Requirement: Return every line of the data below that includes the string "have".

Records provided:
┌──

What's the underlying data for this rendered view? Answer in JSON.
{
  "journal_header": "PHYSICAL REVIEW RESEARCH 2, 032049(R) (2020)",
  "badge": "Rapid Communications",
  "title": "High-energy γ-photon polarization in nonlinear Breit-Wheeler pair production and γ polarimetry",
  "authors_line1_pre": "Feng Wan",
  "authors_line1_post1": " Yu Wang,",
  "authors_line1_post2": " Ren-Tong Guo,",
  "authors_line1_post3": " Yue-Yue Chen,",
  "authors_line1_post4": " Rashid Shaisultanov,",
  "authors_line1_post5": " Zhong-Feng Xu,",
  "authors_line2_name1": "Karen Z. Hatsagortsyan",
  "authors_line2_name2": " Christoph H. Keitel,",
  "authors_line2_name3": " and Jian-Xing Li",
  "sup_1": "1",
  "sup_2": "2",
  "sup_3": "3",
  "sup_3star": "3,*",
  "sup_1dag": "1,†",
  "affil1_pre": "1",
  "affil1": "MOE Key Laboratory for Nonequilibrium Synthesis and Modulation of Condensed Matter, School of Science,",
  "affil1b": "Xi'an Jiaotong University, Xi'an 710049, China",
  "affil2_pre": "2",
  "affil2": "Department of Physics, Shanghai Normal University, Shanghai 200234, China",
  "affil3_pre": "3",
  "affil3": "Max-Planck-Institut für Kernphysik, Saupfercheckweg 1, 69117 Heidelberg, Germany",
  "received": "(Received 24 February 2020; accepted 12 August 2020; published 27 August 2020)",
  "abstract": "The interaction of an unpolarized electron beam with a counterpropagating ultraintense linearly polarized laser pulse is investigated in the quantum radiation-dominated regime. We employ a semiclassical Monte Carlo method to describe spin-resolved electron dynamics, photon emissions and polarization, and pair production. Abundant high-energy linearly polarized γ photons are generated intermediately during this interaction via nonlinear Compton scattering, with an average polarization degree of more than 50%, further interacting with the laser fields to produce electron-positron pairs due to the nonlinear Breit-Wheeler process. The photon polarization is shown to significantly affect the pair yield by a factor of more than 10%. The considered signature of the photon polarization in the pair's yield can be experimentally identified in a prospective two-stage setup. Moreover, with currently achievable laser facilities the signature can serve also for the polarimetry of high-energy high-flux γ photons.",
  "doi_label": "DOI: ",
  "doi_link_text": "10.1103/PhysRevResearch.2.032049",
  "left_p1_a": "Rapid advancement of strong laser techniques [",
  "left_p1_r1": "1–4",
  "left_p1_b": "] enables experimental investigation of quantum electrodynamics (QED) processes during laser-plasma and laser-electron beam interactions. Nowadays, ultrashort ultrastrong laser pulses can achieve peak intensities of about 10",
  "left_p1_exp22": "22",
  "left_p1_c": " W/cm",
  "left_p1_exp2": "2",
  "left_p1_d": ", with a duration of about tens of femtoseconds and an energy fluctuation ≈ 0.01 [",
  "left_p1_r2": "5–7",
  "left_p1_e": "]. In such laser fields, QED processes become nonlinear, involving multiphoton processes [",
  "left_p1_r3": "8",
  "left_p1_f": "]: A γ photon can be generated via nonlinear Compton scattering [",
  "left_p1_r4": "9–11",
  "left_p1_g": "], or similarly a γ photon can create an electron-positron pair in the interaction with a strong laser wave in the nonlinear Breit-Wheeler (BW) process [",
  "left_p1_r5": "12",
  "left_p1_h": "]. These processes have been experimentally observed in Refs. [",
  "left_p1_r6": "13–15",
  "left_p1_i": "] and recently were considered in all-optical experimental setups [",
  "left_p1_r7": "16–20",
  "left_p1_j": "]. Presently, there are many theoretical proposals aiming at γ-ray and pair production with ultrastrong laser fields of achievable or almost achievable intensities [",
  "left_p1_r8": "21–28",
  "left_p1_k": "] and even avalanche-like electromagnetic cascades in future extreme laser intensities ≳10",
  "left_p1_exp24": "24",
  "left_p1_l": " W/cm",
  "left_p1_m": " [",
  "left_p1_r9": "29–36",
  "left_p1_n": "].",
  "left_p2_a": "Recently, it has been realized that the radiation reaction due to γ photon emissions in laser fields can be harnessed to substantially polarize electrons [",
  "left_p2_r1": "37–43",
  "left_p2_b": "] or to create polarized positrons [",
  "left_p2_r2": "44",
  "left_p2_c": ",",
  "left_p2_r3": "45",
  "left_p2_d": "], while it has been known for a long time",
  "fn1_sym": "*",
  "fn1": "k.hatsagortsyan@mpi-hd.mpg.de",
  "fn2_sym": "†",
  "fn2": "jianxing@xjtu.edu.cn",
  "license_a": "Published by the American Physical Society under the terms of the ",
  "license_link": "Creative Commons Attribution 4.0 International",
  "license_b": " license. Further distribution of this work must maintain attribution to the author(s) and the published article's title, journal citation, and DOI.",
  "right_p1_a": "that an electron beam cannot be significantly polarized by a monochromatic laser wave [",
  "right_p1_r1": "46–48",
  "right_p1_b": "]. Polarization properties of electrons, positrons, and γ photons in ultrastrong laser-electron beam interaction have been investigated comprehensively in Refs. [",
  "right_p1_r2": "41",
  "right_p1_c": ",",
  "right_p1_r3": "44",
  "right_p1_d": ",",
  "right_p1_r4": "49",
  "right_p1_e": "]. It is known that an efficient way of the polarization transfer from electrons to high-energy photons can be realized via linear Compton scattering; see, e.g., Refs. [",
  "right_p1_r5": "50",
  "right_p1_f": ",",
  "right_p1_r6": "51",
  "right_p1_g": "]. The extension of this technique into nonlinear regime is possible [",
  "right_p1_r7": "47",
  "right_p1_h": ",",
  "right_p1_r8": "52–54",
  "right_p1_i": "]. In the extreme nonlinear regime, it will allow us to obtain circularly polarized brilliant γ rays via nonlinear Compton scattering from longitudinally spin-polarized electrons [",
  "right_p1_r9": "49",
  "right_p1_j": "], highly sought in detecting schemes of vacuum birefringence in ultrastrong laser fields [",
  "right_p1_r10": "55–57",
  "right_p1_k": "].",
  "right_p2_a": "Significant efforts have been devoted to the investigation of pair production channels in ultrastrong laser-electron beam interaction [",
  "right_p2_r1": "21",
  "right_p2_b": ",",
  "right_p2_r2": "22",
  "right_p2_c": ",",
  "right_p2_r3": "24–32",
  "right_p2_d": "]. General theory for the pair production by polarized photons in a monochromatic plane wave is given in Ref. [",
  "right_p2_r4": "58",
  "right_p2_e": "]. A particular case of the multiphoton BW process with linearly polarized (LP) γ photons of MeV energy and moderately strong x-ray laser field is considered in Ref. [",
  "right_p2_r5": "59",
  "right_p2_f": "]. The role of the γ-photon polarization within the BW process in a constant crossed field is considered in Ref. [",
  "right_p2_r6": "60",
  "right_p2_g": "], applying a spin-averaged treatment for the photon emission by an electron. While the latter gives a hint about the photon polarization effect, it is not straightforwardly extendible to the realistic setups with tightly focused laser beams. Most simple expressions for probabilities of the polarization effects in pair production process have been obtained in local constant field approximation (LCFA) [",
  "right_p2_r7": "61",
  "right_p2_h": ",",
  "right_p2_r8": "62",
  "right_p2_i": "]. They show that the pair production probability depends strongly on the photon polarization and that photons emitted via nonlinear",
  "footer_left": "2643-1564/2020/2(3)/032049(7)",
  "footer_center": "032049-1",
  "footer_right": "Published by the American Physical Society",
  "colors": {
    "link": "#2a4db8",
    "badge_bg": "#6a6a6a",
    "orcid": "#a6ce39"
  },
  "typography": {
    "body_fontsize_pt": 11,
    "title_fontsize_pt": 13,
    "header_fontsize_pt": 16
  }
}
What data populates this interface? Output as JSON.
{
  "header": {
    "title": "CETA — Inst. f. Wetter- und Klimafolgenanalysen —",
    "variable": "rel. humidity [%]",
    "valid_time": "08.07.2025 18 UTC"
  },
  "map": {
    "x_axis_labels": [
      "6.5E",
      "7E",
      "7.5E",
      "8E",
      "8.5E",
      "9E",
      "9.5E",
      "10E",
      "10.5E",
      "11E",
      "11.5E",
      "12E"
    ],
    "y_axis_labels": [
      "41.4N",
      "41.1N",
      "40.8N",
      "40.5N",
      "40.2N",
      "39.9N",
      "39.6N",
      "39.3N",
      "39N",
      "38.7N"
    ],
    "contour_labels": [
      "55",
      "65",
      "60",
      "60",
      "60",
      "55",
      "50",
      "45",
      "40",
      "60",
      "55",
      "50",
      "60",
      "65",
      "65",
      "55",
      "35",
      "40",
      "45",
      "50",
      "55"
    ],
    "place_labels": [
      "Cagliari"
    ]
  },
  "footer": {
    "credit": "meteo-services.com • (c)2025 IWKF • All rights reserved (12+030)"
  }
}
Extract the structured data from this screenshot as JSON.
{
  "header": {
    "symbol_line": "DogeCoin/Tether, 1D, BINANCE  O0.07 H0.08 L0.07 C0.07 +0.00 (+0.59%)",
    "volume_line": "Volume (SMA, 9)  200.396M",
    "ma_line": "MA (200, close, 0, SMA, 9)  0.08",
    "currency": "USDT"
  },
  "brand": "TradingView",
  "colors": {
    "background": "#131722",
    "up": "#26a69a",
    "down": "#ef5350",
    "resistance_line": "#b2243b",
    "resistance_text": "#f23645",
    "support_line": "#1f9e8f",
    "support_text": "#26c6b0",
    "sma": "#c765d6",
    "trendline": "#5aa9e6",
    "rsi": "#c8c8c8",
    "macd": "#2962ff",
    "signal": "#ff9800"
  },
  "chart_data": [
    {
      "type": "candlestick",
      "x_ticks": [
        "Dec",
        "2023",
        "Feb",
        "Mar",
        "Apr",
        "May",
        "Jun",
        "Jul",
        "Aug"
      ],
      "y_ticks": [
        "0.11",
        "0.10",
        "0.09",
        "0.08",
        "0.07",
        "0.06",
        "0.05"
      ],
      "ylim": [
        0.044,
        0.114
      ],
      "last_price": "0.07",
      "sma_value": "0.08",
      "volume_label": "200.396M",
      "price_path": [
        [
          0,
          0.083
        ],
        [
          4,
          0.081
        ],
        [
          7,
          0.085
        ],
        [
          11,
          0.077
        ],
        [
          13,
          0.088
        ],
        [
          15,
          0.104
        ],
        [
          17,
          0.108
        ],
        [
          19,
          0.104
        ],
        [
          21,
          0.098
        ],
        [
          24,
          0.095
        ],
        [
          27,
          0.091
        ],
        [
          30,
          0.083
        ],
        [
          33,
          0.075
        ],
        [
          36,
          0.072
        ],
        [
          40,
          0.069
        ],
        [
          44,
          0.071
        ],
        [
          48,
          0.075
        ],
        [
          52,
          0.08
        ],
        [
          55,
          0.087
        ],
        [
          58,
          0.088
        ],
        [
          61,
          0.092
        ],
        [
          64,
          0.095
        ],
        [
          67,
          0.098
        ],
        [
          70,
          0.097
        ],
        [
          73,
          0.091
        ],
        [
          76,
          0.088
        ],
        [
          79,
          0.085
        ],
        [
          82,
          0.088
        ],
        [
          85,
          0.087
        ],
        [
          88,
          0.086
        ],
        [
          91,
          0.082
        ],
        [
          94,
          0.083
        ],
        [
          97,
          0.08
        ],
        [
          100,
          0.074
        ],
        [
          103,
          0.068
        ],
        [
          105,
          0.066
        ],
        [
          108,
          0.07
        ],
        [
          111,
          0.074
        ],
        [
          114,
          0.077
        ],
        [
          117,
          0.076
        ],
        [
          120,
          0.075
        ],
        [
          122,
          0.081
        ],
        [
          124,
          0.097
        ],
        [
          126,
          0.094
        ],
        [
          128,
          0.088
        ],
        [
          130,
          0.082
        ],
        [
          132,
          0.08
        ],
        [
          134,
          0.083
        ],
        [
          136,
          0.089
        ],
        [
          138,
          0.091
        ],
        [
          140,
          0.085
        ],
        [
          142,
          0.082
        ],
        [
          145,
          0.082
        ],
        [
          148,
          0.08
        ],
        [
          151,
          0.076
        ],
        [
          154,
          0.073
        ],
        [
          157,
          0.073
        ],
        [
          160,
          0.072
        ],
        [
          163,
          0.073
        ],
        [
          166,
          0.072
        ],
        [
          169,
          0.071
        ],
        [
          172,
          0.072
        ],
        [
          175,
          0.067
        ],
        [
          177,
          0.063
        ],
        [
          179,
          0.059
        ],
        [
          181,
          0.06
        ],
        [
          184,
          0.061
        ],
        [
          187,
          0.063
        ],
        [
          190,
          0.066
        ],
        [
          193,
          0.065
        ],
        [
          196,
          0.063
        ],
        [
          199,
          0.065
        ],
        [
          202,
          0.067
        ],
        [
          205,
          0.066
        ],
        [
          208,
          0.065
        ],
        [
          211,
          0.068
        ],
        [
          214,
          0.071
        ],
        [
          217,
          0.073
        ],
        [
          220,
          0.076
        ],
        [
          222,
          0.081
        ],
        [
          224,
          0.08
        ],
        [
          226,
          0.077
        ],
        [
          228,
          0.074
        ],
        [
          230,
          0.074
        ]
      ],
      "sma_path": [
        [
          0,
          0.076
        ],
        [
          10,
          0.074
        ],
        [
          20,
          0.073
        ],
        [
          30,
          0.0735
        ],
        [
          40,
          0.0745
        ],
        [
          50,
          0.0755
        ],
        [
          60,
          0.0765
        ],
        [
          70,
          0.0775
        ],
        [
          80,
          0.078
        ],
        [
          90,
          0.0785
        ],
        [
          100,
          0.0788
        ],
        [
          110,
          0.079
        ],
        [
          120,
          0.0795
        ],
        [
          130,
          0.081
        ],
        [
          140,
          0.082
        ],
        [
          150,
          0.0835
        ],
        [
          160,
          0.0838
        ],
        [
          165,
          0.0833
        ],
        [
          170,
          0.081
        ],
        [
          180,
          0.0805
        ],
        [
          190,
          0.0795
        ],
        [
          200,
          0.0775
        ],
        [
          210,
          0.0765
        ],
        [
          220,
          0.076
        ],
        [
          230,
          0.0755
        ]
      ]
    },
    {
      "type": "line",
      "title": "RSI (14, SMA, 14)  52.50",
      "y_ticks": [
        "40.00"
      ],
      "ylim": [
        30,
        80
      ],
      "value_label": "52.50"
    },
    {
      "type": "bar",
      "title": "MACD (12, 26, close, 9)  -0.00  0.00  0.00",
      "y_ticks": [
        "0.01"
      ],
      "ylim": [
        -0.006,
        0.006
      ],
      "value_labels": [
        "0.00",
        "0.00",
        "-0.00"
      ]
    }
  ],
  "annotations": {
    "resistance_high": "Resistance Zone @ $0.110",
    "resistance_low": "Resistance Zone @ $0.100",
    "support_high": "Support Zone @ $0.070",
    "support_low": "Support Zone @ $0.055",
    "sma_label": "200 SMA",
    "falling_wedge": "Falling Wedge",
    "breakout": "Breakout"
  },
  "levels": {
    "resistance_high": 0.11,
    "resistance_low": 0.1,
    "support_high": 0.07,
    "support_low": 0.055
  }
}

└──

Answer for this exercise:
  "left_p1_h": "]. These processes have been experimentally observed in Refs. [",
  "right_p1_b": "]. Polarization properties of electrons, positrons, and γ photons in ultrastrong laser-electron beam interaction have been investigated comprehensively in Refs. [",
  "right_p2_a": "Significant efforts have been devoted to the investigation of pair production channels in ultrastrong laser-electron beam interaction [",
  "right_p2_g": "], applying a spin-averaged treatment for the photon emission by an electron. While the latter gives a hint about the photon polarization effect, it is not straightforwardly extendible to the realistic setups with tightly focused laser beams. Most simple expressions for probabilities of the polarization effects in pair production process have been obtained in local constant field approximation (LCFA) [",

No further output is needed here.